_Problem to work on_: Copy each line in which the string "name" occurs.

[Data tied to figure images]
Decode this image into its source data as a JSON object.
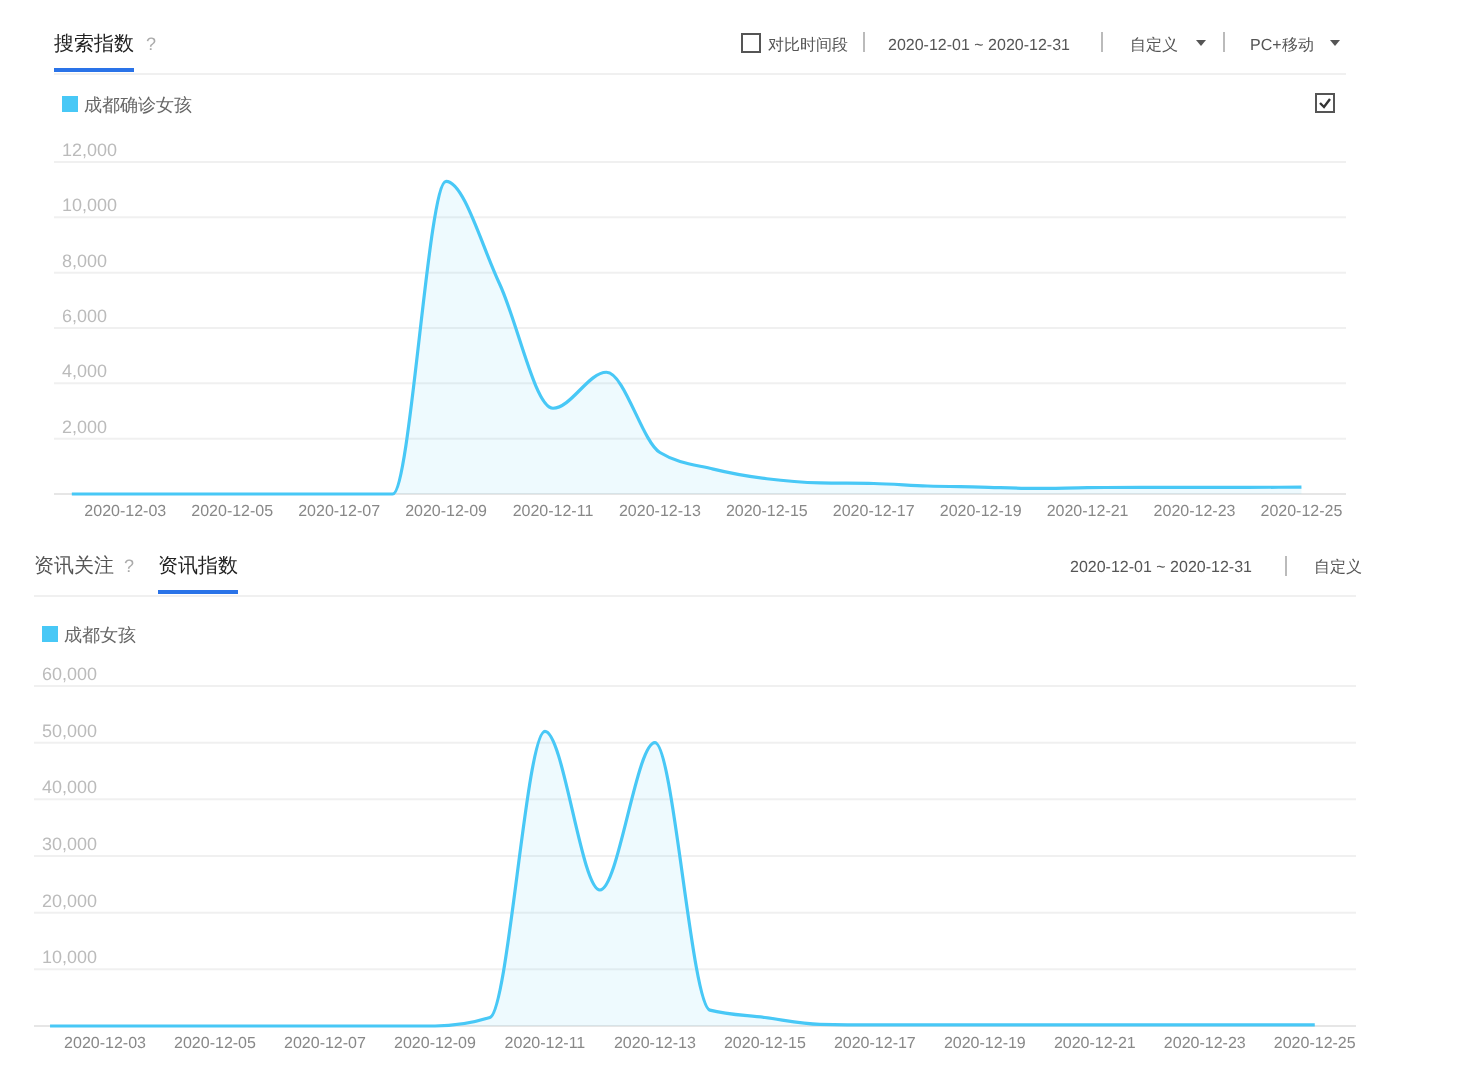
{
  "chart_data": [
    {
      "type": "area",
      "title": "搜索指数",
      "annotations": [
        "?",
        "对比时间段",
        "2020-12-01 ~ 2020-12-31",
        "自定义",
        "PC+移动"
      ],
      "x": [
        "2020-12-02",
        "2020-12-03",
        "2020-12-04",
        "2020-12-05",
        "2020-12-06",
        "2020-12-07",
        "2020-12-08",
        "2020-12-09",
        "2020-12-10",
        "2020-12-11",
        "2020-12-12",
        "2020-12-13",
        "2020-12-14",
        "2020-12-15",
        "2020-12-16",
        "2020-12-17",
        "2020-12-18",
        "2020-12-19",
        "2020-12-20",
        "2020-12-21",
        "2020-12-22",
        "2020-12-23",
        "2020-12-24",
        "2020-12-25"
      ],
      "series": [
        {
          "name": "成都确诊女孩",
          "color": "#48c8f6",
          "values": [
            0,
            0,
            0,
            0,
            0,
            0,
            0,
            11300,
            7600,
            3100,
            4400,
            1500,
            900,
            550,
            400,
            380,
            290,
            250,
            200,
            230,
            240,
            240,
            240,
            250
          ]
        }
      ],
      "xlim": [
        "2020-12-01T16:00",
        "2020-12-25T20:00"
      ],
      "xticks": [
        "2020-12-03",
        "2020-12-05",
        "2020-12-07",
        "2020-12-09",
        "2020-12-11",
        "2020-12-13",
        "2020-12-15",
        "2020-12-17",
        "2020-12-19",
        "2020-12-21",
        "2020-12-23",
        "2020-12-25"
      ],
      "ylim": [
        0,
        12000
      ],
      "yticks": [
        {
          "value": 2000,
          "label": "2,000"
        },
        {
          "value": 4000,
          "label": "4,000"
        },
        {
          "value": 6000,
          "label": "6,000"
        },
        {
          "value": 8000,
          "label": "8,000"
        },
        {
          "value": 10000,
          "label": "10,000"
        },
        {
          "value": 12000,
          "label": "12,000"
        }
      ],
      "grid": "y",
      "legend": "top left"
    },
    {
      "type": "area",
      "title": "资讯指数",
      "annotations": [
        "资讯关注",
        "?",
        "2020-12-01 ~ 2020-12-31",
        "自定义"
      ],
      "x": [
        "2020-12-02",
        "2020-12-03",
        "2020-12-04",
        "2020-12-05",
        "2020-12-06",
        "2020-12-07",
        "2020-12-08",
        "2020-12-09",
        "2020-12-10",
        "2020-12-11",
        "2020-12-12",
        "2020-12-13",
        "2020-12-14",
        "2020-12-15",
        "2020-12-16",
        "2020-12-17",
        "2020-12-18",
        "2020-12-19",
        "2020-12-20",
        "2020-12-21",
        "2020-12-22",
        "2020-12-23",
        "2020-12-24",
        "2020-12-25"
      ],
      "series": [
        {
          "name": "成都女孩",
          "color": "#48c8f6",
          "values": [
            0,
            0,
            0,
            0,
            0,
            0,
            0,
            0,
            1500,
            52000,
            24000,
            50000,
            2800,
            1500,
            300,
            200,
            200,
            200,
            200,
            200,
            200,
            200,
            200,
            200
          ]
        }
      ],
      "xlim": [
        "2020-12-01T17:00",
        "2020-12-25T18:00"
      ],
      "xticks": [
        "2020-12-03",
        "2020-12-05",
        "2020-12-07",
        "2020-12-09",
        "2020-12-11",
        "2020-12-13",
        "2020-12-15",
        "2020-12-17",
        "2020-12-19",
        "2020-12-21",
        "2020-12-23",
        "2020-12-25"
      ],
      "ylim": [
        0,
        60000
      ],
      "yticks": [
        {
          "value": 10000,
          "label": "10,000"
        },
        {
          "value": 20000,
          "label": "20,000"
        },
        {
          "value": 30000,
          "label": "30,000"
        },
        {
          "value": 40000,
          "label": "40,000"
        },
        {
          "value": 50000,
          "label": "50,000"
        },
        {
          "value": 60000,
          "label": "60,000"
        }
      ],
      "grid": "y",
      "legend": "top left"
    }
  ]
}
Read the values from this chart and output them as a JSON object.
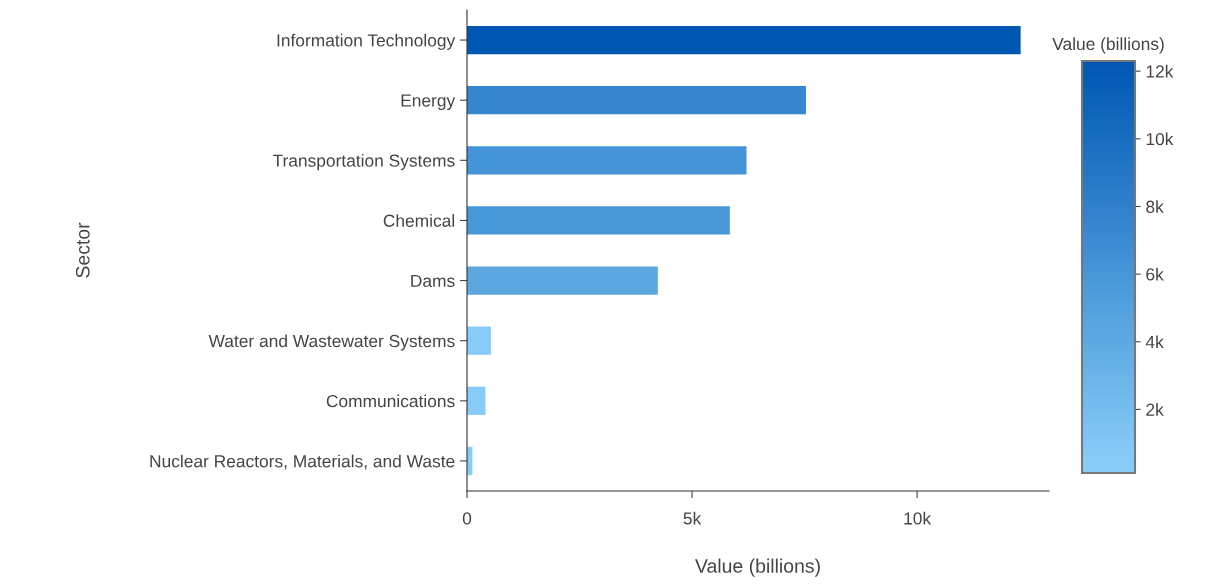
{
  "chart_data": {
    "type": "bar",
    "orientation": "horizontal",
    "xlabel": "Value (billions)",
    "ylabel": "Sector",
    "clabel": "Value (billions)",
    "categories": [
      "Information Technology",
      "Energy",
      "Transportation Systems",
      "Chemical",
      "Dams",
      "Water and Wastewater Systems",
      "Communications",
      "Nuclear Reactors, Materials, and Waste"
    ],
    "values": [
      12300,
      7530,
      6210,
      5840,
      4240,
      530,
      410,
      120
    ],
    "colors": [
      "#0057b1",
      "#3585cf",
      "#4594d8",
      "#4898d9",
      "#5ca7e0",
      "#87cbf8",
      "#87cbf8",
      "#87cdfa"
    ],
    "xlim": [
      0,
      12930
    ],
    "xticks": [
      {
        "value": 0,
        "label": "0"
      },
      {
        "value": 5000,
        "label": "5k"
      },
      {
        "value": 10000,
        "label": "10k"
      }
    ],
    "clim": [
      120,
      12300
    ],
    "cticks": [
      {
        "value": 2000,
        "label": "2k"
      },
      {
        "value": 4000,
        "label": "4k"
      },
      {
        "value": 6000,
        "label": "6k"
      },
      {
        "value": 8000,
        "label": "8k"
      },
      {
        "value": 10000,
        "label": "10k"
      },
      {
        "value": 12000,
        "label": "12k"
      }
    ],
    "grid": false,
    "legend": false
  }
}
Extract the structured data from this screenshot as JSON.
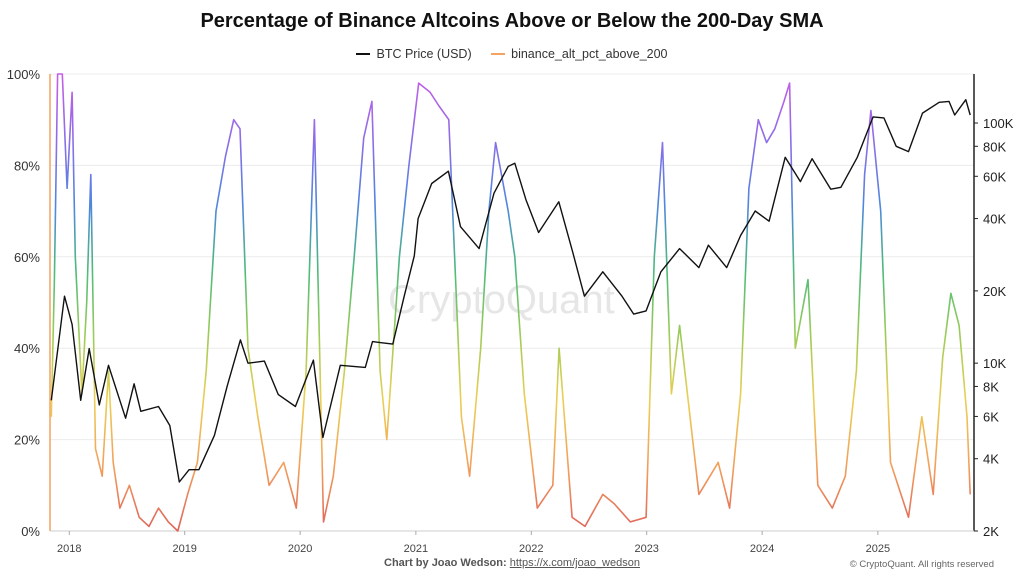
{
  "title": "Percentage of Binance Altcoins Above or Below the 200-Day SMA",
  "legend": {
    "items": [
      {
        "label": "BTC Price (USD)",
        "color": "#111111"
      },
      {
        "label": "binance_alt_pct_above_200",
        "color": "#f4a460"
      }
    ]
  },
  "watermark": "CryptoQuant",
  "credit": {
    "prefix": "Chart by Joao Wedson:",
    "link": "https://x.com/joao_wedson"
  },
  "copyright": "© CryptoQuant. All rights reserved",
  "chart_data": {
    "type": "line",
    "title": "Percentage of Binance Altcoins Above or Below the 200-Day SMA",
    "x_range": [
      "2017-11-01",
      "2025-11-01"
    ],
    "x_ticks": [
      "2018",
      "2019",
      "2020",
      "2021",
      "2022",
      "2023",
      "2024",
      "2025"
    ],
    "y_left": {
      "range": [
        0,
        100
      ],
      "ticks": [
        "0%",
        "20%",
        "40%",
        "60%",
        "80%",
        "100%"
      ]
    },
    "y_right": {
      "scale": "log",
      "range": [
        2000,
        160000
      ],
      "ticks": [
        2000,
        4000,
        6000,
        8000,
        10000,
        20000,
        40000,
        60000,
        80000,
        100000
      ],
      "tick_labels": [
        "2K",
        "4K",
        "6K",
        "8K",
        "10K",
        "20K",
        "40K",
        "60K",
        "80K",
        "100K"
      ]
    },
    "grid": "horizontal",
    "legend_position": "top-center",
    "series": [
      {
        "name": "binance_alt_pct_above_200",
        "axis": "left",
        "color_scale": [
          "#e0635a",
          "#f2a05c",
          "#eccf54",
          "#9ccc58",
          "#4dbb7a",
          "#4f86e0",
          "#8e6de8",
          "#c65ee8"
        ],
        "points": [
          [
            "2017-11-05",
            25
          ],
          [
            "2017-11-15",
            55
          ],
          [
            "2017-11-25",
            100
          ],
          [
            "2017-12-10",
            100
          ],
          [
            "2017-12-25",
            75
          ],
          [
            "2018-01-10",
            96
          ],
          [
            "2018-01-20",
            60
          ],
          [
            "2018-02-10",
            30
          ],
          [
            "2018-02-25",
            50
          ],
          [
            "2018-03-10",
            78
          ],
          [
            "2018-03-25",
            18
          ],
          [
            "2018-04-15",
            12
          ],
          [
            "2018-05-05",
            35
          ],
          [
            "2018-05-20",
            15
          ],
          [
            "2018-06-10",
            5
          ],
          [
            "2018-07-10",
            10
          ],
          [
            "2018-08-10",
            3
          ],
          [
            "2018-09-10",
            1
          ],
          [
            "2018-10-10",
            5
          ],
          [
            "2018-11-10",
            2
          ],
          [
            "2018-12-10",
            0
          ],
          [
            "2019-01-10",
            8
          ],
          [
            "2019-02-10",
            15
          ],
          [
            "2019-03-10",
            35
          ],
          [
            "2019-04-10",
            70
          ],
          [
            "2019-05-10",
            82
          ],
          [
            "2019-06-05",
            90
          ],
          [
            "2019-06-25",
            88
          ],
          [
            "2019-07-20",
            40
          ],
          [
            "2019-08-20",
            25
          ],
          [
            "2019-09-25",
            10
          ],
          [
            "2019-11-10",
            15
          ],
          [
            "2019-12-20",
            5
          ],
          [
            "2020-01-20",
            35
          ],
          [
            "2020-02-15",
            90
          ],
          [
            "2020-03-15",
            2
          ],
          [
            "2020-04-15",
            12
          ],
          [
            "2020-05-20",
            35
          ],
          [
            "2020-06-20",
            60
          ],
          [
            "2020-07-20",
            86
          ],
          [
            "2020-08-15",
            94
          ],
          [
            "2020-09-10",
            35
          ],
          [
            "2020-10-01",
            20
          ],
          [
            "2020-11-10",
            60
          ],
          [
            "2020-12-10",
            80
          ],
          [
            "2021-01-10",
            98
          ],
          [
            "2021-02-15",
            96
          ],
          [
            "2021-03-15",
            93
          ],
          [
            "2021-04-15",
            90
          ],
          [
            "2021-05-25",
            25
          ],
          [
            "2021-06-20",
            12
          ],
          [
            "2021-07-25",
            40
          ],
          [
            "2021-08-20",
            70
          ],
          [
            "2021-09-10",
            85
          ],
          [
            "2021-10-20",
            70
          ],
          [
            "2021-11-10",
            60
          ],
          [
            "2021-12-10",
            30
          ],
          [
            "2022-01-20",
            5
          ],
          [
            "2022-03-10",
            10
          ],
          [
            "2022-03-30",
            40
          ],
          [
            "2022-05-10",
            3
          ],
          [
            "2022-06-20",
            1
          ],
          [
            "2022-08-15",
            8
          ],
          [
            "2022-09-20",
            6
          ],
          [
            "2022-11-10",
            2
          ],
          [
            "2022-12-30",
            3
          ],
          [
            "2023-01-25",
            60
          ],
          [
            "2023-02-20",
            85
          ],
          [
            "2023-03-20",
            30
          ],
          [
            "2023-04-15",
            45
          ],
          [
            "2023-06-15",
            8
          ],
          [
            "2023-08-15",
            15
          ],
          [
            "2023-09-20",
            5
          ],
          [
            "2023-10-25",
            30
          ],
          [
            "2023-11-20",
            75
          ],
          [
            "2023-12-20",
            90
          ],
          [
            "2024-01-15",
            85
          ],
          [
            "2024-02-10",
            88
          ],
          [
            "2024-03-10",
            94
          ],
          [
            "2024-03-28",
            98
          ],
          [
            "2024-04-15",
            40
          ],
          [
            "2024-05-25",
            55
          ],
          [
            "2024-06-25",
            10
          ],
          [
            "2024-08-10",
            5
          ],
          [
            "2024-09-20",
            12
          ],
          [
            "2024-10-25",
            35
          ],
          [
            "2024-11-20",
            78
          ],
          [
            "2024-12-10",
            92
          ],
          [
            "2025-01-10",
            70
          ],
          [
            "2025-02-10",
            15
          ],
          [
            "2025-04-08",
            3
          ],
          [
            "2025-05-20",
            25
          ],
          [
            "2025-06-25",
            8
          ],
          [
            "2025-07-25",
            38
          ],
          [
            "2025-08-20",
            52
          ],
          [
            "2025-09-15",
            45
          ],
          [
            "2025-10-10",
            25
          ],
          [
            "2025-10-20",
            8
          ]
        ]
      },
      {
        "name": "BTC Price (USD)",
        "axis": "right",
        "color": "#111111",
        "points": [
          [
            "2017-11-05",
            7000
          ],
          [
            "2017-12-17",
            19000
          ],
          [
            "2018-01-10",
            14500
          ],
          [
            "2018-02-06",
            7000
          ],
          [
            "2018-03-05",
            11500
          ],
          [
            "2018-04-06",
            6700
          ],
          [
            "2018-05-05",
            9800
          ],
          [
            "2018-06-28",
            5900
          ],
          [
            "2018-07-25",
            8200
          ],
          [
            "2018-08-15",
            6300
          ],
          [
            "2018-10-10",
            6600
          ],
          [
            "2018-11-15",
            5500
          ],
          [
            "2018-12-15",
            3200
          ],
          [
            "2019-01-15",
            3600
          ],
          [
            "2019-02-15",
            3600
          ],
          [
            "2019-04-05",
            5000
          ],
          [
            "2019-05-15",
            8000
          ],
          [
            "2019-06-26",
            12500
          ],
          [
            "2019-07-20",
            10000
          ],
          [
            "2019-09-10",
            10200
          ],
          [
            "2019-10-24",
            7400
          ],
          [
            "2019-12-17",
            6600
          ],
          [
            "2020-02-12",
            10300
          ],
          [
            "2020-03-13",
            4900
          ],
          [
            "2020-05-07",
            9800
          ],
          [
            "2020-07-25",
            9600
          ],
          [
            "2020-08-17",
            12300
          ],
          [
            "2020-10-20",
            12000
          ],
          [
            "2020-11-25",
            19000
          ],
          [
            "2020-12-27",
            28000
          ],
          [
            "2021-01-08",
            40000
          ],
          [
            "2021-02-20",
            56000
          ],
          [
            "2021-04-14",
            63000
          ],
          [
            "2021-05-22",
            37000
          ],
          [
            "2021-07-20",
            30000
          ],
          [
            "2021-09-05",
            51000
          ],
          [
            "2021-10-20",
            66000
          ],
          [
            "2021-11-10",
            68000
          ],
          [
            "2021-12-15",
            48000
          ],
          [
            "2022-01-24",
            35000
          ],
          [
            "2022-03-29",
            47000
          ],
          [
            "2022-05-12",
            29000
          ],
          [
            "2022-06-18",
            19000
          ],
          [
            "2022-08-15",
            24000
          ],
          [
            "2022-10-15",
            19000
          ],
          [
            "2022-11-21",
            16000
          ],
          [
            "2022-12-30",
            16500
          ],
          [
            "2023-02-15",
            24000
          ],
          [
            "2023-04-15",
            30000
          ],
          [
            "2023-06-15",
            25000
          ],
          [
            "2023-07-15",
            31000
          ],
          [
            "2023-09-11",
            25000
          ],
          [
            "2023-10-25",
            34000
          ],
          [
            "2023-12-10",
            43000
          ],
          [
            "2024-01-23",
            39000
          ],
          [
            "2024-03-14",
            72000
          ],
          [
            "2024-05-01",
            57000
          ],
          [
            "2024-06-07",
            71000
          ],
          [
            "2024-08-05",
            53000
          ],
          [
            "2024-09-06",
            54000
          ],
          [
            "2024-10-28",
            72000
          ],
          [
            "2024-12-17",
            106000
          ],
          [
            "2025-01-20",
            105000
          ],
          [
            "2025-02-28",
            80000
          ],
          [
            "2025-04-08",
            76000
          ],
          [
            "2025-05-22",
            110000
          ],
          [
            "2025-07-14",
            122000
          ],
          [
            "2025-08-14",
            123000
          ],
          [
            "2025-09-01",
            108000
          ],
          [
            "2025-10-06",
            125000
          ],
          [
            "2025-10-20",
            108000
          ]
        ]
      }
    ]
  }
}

_Response to the exercise_:
          "name": "成都确诊女孩",
          "name": "成都女孩",
        "name": "binance_alt_pct_above_200",
        "name": "BTC Price (USD)",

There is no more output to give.